>> begin The input
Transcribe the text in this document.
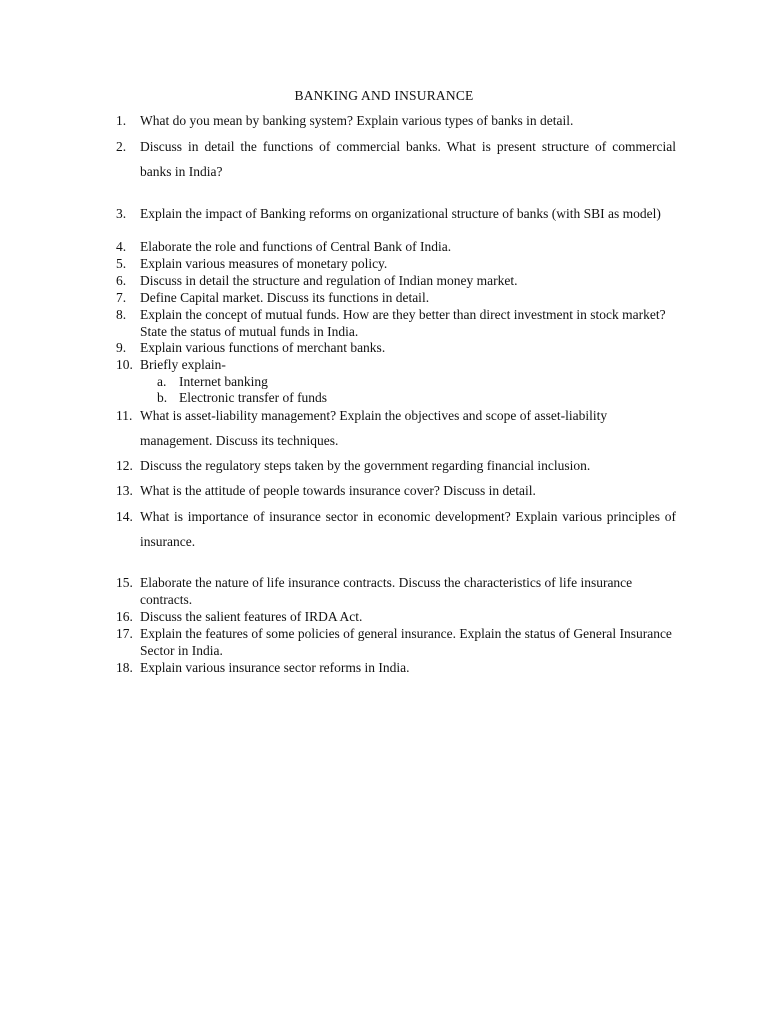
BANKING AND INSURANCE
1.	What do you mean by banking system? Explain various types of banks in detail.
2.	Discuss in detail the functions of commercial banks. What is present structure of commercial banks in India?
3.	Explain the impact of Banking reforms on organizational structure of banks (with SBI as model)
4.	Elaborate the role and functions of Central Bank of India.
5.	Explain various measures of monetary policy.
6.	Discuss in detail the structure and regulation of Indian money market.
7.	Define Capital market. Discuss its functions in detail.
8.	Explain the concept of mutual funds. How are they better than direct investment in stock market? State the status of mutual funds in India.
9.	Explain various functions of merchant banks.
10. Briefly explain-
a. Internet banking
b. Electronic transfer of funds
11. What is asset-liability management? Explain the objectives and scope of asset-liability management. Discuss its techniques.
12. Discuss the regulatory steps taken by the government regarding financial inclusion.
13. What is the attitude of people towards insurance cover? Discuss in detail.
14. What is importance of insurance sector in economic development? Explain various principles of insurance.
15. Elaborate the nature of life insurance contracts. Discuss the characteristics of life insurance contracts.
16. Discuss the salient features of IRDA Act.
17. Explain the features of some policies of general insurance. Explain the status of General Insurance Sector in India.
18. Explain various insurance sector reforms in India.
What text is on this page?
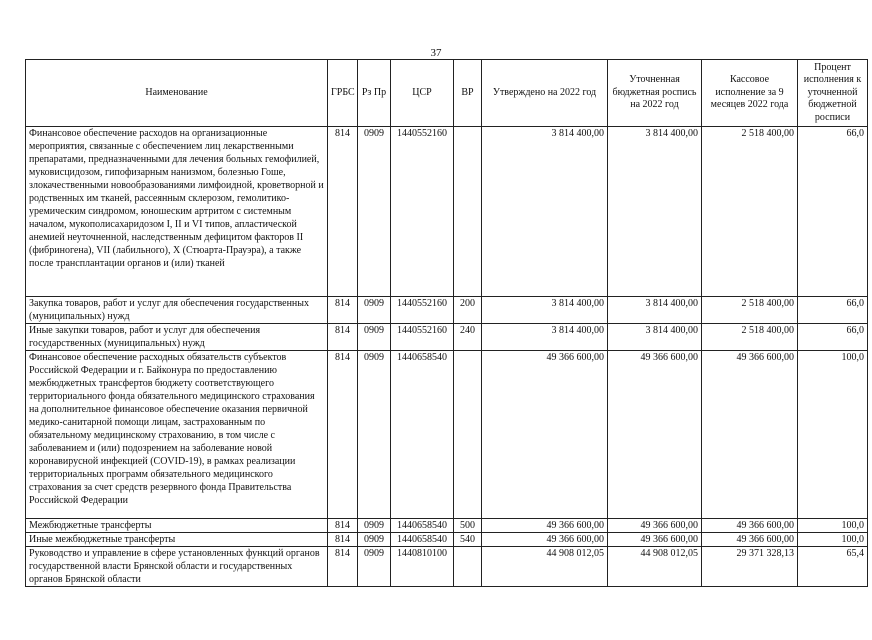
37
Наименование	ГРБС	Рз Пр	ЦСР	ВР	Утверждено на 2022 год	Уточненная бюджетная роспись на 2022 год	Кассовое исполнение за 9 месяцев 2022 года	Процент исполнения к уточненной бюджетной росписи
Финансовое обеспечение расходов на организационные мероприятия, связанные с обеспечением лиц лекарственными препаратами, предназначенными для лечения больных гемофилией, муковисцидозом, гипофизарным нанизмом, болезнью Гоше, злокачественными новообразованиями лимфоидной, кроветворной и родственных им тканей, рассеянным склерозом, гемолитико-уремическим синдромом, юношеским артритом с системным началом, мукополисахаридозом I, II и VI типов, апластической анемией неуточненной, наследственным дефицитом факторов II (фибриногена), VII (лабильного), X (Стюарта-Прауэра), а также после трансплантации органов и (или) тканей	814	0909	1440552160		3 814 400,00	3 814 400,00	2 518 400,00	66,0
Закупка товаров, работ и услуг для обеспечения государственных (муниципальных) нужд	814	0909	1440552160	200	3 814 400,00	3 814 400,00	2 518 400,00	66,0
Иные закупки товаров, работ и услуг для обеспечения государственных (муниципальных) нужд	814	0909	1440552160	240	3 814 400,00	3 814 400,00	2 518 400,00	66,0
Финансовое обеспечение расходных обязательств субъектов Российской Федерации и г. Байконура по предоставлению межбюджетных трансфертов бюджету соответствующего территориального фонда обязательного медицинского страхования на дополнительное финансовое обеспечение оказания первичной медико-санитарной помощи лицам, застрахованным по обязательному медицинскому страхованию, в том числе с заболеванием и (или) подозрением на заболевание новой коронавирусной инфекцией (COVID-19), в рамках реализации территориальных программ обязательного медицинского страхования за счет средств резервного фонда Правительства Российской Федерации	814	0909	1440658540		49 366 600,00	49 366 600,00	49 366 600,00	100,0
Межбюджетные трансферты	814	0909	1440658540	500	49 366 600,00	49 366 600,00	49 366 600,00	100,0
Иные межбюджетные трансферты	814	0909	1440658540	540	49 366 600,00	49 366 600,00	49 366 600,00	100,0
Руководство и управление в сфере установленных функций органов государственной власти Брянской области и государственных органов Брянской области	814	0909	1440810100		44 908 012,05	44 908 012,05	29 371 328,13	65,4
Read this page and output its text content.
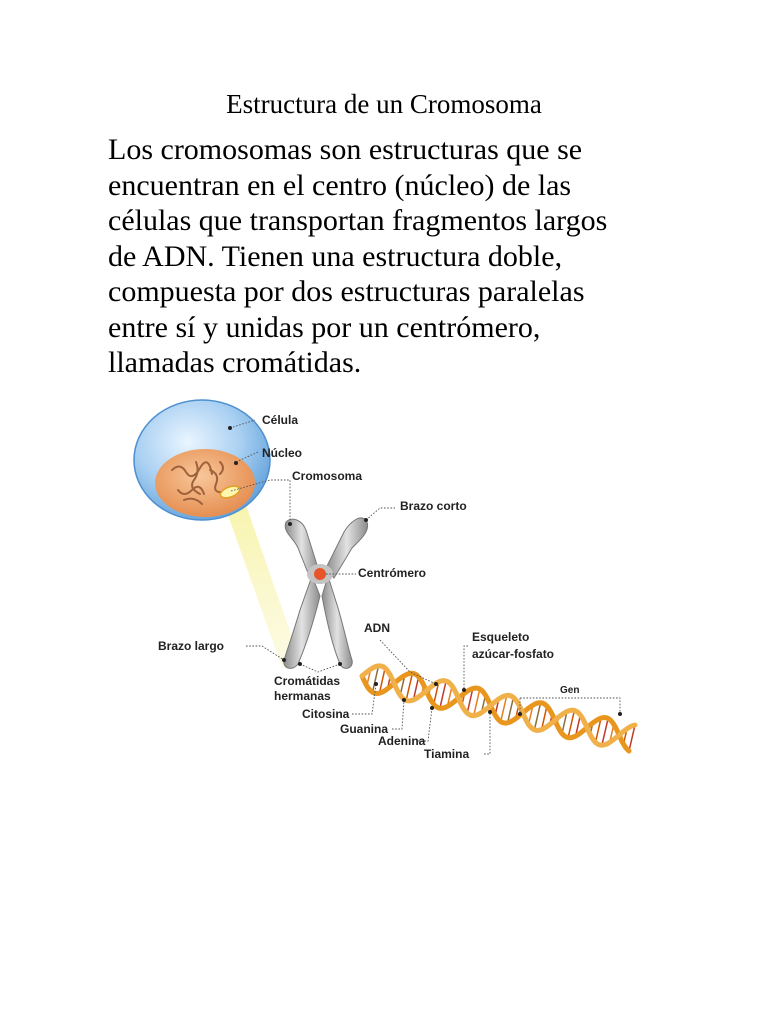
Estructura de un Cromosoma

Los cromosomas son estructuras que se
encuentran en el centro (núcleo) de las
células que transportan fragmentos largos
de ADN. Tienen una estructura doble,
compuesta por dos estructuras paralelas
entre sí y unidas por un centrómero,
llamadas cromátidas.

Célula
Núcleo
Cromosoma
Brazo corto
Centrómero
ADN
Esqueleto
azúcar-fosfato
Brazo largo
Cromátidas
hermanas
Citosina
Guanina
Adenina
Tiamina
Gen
>> end The input
>> begin The input
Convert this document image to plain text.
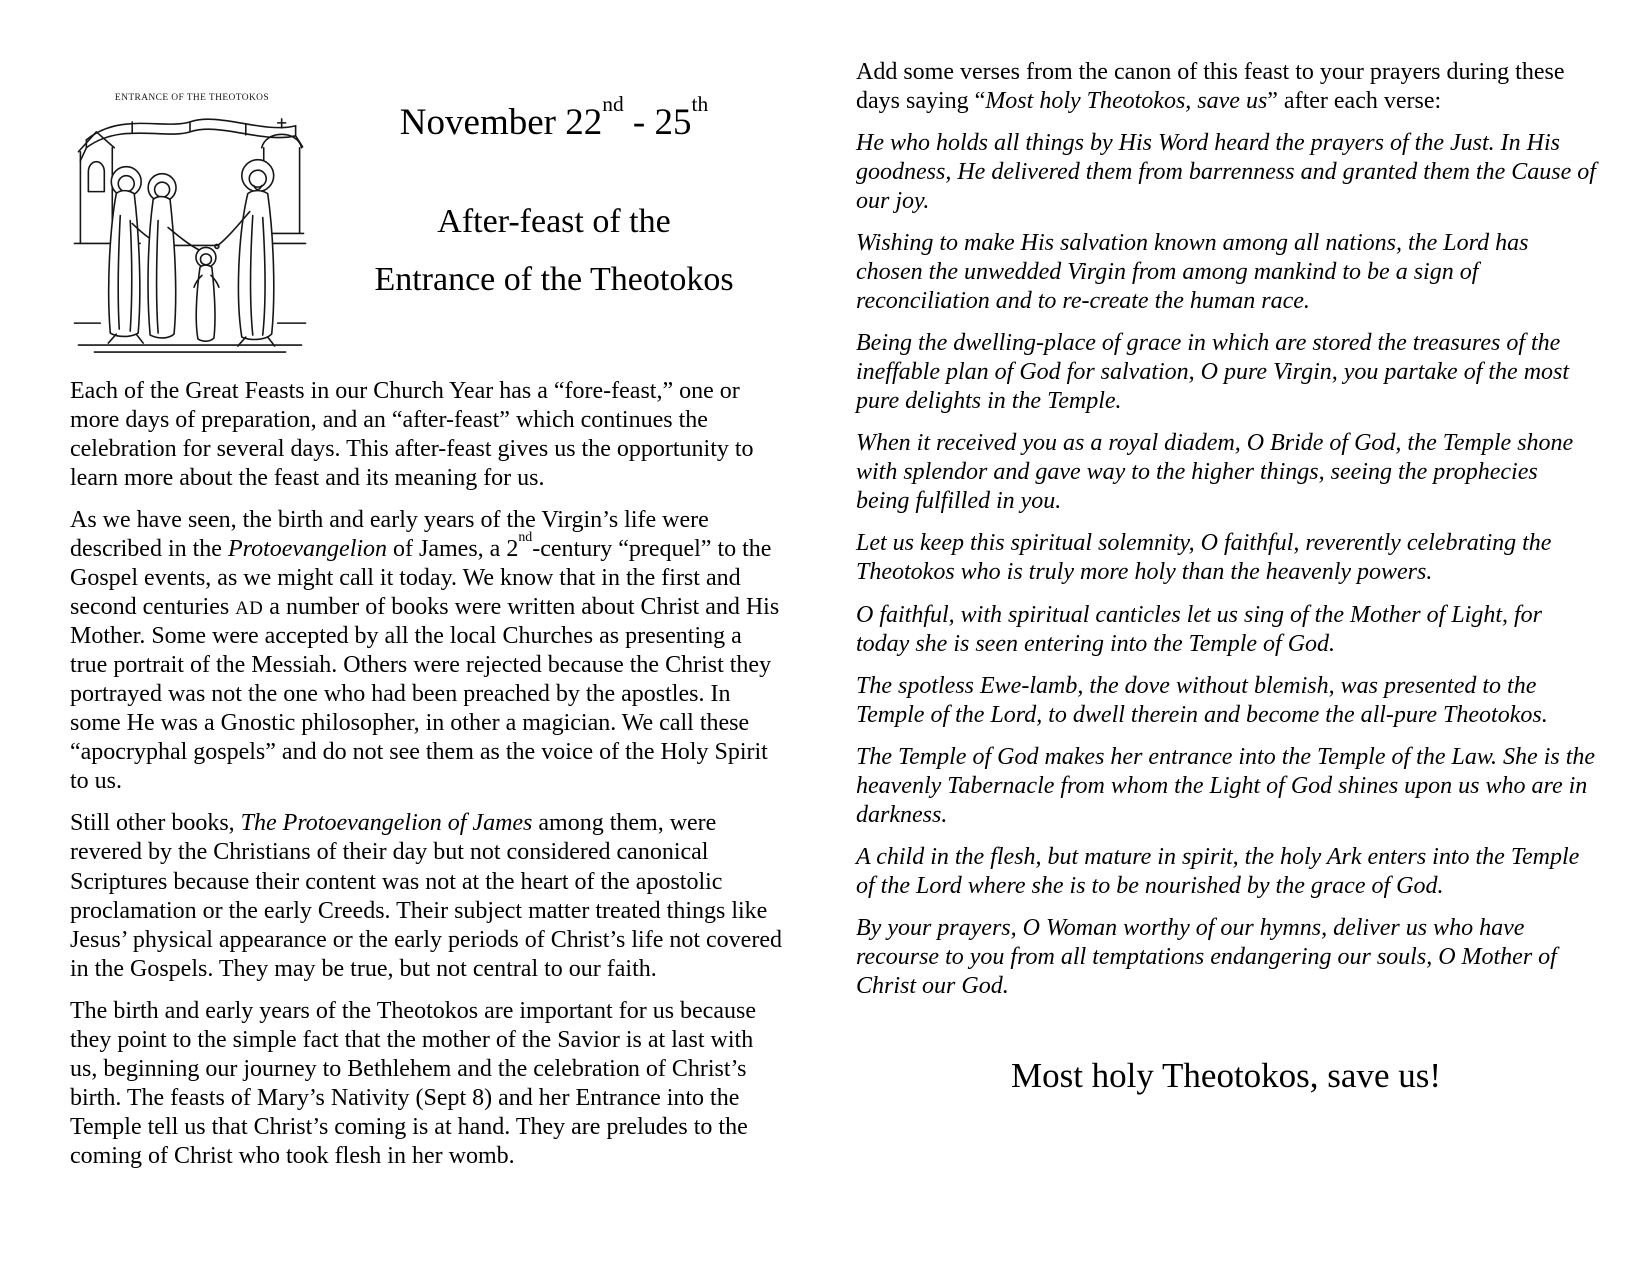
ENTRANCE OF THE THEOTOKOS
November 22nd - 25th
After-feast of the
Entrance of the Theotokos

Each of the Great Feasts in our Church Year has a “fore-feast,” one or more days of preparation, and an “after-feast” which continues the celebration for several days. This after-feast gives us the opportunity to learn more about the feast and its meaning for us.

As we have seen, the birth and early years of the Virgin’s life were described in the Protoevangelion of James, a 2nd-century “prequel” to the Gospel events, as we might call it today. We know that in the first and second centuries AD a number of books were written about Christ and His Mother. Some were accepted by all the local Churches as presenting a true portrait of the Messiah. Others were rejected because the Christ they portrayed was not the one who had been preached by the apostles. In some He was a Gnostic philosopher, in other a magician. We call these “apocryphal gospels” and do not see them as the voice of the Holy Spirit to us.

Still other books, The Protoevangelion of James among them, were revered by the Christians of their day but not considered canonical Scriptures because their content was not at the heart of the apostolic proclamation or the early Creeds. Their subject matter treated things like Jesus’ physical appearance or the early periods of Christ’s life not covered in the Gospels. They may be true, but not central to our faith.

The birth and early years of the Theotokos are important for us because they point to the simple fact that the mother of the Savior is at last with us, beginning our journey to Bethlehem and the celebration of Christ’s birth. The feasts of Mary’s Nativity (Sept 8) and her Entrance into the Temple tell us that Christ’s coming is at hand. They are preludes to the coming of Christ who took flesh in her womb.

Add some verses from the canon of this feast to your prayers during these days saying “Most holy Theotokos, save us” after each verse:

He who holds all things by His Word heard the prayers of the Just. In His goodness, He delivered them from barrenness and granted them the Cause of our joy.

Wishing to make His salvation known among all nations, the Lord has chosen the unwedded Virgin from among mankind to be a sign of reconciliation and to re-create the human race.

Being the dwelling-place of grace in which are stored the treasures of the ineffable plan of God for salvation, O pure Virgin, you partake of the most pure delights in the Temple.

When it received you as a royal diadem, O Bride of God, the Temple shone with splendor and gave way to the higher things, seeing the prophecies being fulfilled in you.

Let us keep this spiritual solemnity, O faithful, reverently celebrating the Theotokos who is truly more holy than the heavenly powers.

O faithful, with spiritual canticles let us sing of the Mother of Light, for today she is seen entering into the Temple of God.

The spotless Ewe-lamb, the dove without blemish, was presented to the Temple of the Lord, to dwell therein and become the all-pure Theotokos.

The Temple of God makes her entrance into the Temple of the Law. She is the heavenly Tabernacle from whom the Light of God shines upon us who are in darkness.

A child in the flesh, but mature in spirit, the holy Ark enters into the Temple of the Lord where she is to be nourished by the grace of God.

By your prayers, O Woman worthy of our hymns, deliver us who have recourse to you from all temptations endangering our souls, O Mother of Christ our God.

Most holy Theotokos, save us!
>> end The input
>> begin The input
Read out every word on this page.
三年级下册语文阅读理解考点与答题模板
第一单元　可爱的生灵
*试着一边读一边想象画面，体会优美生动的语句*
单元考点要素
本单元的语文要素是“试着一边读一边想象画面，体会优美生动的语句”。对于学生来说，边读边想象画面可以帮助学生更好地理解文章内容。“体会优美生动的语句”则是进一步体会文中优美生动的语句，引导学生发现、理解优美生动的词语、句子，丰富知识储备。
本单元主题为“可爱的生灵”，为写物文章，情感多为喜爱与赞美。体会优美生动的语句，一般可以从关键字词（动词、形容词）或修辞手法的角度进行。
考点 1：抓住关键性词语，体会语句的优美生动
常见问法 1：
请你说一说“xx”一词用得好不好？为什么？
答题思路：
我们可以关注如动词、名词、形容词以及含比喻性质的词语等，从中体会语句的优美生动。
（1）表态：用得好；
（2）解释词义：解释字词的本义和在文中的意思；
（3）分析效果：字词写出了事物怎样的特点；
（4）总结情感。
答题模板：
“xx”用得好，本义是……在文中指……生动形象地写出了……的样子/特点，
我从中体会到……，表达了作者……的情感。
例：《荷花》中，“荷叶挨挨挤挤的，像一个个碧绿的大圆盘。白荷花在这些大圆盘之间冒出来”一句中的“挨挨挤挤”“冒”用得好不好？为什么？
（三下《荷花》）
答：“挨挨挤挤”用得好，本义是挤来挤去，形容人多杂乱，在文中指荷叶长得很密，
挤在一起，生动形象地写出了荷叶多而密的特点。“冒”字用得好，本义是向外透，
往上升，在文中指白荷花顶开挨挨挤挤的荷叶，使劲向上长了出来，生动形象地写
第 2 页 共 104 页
>> end The input
- Objective -
From the material above, gather all lines that include the string "Иные" and copy them.

- Complete answer -
Иные закупки товаров, работ и услуг для обеспечения государственных (муниципальных) нужд	814	0909	1440552160	240	3 814 400,00	3 814 400,00	2 518 400,00	66,0
Иные межбюджетные трансферты	814	0909	1440658540	540	49 366 600,00	49 366 600,00	49 366 600,00	100,0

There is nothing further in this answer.